**Directions for this task**. Will you transcribe all the entries word for word, skipping the pictures they hold?
——————————
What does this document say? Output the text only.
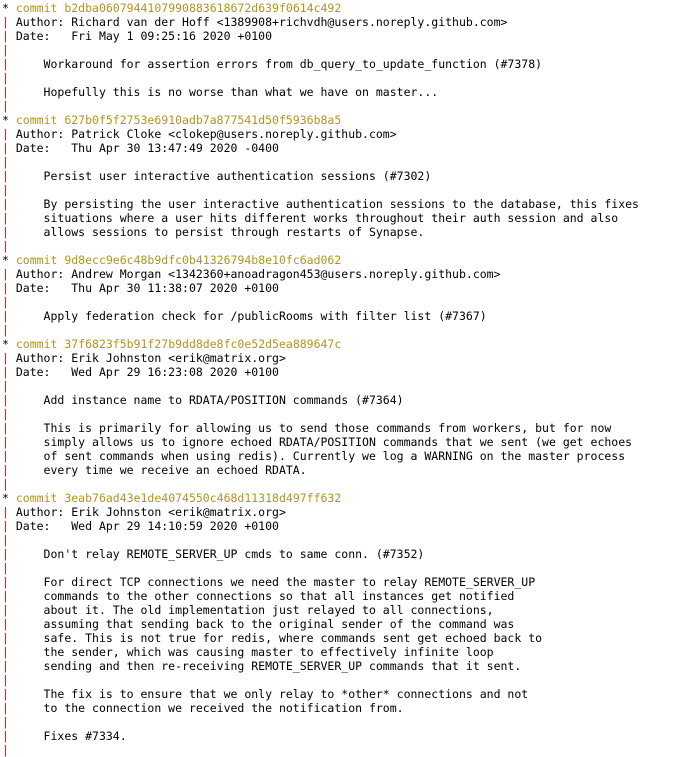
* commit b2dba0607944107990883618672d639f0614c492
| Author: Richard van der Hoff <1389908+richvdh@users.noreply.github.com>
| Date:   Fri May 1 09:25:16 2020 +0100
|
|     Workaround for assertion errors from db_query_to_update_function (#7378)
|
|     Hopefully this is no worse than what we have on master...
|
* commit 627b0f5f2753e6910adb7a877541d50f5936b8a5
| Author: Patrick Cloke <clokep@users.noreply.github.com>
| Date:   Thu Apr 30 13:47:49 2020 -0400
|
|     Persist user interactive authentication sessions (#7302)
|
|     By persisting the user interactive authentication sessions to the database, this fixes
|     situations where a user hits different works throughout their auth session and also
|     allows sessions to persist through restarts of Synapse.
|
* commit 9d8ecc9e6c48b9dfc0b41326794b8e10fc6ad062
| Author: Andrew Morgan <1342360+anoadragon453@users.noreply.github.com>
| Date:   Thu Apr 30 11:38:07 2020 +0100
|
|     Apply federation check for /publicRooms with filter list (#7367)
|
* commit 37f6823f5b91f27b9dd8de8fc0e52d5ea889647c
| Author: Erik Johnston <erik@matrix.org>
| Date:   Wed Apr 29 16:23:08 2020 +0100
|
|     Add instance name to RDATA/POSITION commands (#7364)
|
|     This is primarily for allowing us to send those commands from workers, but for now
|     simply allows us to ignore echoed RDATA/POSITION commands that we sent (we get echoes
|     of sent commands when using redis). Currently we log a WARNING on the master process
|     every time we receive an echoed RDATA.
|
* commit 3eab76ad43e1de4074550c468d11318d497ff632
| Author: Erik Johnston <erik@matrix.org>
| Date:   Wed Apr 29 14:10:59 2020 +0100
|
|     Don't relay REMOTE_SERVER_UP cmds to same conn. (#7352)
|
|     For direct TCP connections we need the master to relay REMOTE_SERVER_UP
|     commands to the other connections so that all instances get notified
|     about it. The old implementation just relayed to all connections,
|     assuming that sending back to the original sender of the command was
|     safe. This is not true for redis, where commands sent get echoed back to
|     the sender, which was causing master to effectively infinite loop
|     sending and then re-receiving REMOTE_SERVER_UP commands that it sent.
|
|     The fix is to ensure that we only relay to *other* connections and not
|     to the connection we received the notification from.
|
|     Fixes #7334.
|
——————————
**Solution to this problem**.
What does this document say? Output the text only.
* commit b2dba0607944107990883618672d639f0614c492
| Author: Richard van der Hoff <1389908+richvdh@users.noreply.github.com>
| Date:   Fri May 1 09:25:16 2020 +0100
|
|     Workaround for assertion errors from db_query_to_update_function (#7378)
|
|     Hopefully this is no worse than what we have on master...
|
* commit 627b0f5f2753e6910adb7a877541d50f5936b8a5
| Author: Patrick Cloke <clokep@users.noreply.github.com>
| Date:   Thu Apr 30 13:47:49 2020 -0400
|
|     Persist user interactive authentication sessions (#7302)
|
|     By persisting the user interactive authentication sessions to the database, this fixes
|     situations where a user hits different works throughout their auth session and also
|     allows sessions to persist through restarts of Synapse.
|
* commit 9d8ecc9e6c48b9dfc0b41326794b8e10fc6ad062
| Author: Andrew Morgan <1342360+anoadragon453@users.noreply.github.com>
| Date:   Thu Apr 30 11:38:07 2020 +0100
|
|     Apply federation check for /publicRooms with filter list (#7367)
|
* commit 37f6823f5b91f27b9dd8de8fc0e52d5ea889647c
| Author: Erik Johnston <erik@matrix.org>
| Date:   Wed Apr 29 16:23:08 2020 +0100
|
|     Add instance name to RDATA/POSITION commands (#7364)
|
|     This is primarily for allowing us to send those commands from workers, but for now
|     simply allows us to ignore echoed RDATA/POSITION commands that we sent (we get echoes
|     of sent commands when using redis). Currently we log a WARNING on the master process
|     every time we receive an echoed RDATA.
|
* commit 3eab76ad43e1de4074550c468d11318d497ff632
| Author: Erik Johnston <erik@matrix.org>
| Date:   Wed Apr 29 14:10:59 2020 +0100
|
|     Don't relay REMOTE_SERVER_UP cmds to same conn. (#7352)
|
|     For direct TCP connections we need the master to relay REMOTE_SERVER_UP
|     commands to the other connections so that all instances get notified
|     about it. The old implementation just relayed to all connections,
|     assuming that sending back to the original sender of the command was
|     safe. This is not true for redis, where commands sent get echoed back to
|     the sender, which was causing master to effectively infinite loop
|     sending and then re-receiving REMOTE_SERVER_UP commands that it sent.
|
|     The fix is to ensure that we only relay to *other* connections and not
|     to the connection we received the notification from.
|
|     Fixes #7334.
|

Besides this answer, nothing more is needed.